++++ RECORDED DATA

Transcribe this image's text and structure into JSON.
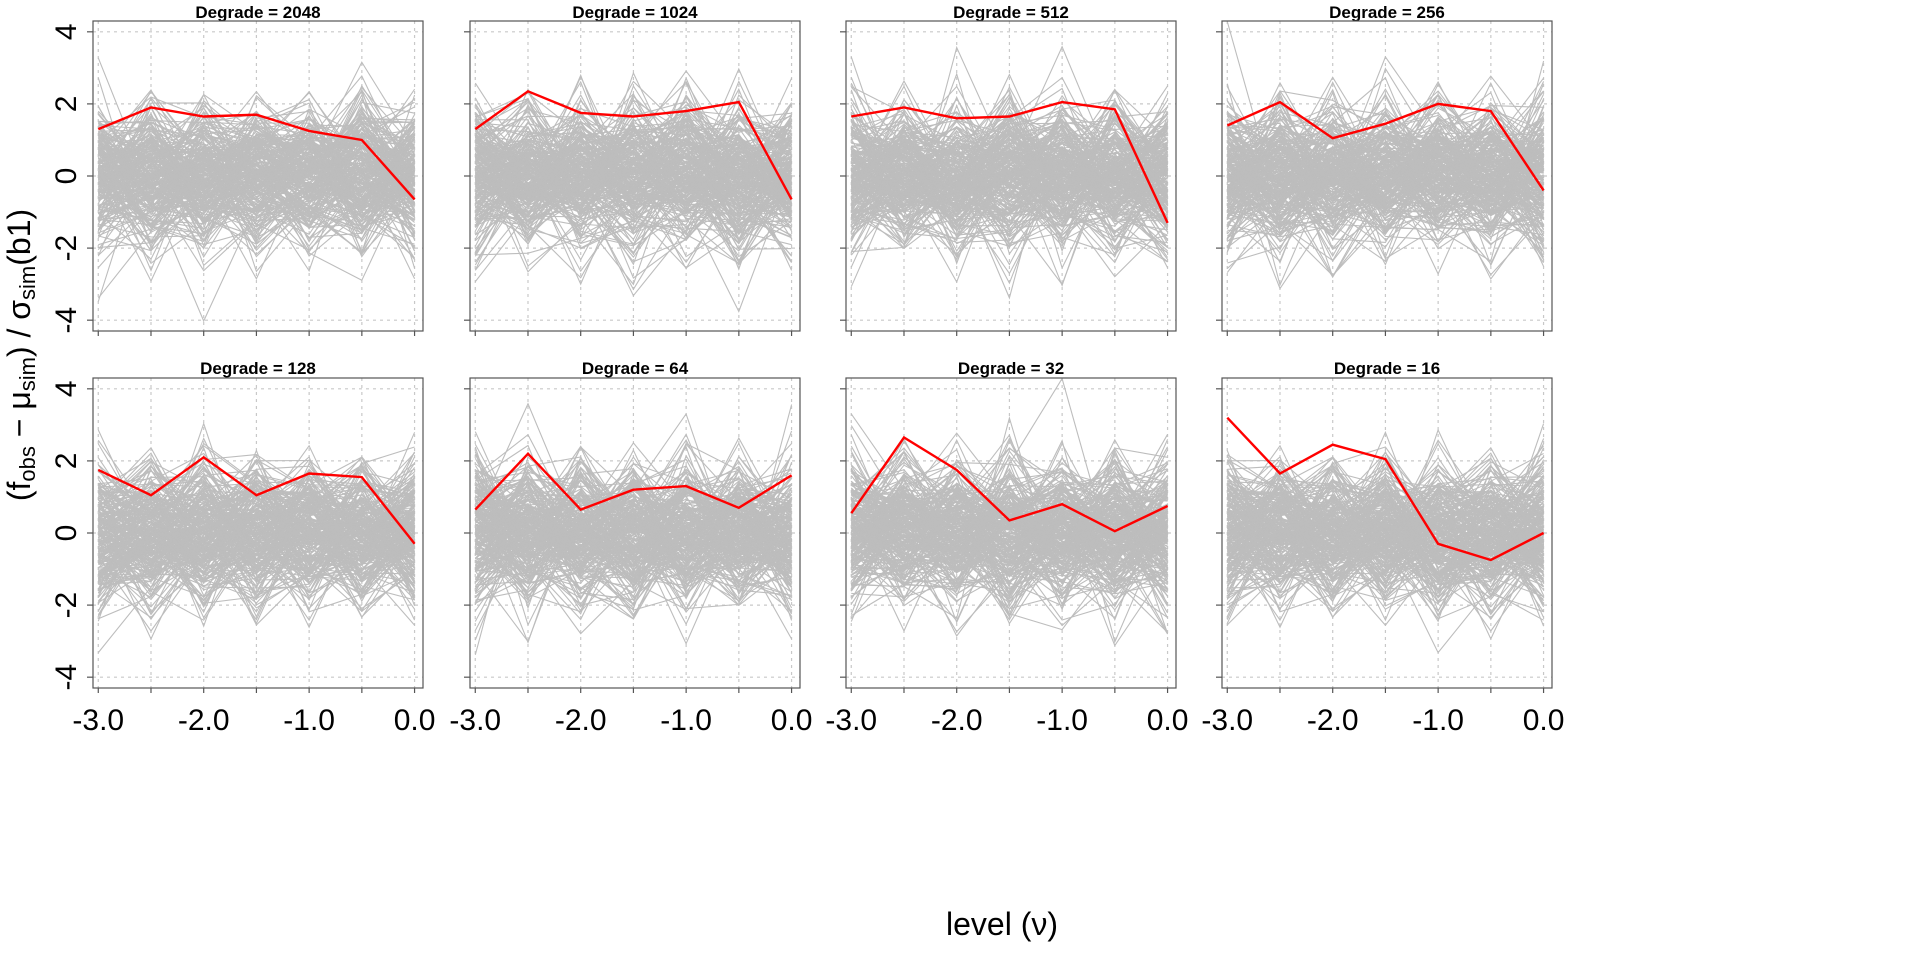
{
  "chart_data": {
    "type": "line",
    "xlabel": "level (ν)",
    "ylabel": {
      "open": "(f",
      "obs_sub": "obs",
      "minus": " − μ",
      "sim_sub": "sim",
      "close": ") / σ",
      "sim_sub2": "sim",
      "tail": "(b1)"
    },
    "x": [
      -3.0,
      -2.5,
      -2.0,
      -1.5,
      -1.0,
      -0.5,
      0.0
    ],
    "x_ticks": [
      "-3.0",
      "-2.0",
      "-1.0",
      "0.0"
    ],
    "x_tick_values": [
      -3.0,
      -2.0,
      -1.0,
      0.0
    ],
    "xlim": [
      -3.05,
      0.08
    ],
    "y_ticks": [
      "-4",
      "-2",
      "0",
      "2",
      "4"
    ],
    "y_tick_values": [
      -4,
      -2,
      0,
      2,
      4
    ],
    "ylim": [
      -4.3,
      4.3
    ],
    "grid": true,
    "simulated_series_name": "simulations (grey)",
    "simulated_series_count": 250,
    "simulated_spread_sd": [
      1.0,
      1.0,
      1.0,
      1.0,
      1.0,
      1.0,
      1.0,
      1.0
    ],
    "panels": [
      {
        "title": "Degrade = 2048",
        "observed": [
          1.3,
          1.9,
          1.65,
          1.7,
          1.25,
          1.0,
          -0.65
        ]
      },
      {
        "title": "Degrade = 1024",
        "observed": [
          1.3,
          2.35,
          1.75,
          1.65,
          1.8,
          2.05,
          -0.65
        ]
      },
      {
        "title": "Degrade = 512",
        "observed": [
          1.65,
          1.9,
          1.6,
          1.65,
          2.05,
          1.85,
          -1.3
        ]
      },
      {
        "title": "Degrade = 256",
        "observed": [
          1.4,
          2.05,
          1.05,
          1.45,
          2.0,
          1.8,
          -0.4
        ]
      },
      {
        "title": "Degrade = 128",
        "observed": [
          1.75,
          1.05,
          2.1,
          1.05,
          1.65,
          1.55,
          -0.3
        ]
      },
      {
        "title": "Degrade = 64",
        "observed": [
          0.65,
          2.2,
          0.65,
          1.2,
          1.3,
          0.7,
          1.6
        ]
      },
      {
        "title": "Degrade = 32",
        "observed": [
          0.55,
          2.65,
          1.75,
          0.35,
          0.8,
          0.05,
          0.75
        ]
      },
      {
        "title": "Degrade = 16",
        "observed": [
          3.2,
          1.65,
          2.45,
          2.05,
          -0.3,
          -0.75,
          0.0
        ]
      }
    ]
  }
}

++++++++

• **TASK PROMPT**
Reproduce every record above exactly, but leave out the pictures.

• **IN RESPONSE**
Transcribe this image's text and structure into JSON.
{
  "chart_data": {
    "type": "line",
    "xlabel": "level (ν)",
    "ylabel": {
      "open": "(f",
      "obs_sub": "obs",
      "minus": " − μ",
      "sim_sub": "sim",
      "close": ") / σ",
      "sim_sub2": "sim",
      "tail": "(b1)"
    },
    "x": [
      -3.0,
      -2.5,
      -2.0,
      -1.5,
      -1.0,
      -0.5,
      0.0
    ],
    "x_ticks": [
      "-3.0",
      "-2.0",
      "-1.0",
      "0.0"
    ],
    "x_tick_values": [
      -3.0,
      -2.0,
      -1.0,
      0.0
    ],
    "xlim": [
      -3.05,
      0.08
    ],
    "y_ticks": [
      "-4",
      "-2",
      "0",
      "2",
      "4"
    ],
    "y_tick_values": [
      -4,
      -2,
      0,
      2,
      4
    ],
    "ylim": [
      -4.3,
      4.3
    ],
    "grid": true,
    "simulated_series_name": "simulations (grey)",
    "simulated_series_count": 250,
    "simulated_spread_sd": [
      1.0,
      1.0,
      1.0,
      1.0,
      1.0,
      1.0,
      1.0,
      1.0
    ],
    "panels": [
      {
        "title": "Degrade = 2048",
        "observed": [
          1.3,
          1.9,
          1.65,
          1.7,
          1.25,
          1.0,
          -0.65
        ]
      },
      {
        "title": "Degrade = 1024",
        "observed": [
          1.3,
          2.35,
          1.75,
          1.65,
          1.8,
          2.05,
          -0.65
        ]
      },
      {
        "title": "Degrade = 512",
        "observed": [
          1.65,
          1.9,
          1.6,
          1.65,
          2.05,
          1.85,
          -1.3
        ]
      },
      {
        "title": "Degrade = 256",
        "observed": [
          1.4,
          2.05,
          1.05,
          1.45,
          2.0,
          1.8,
          -0.4
        ]
      },
      {
        "title": "Degrade = 128",
        "observed": [
          1.75,
          1.05,
          2.1,
          1.05,
          1.65,
          1.55,
          -0.3
        ]
      },
      {
        "title": "Degrade = 64",
        "observed": [
          0.65,
          2.2,
          0.65,
          1.2,
          1.3,
          0.7,
          1.6
        ]
      },
      {
        "title": "Degrade = 32",
        "observed": [
          0.55,
          2.65,
          1.75,
          0.35,
          0.8,
          0.05,
          0.75
        ]
      },
      {
        "title": "Degrade = 16",
        "observed": [
          3.2,
          1.65,
          2.45,
          2.05,
          -0.3,
          -0.75,
          0.0
        ]
      }
    ]
  }
}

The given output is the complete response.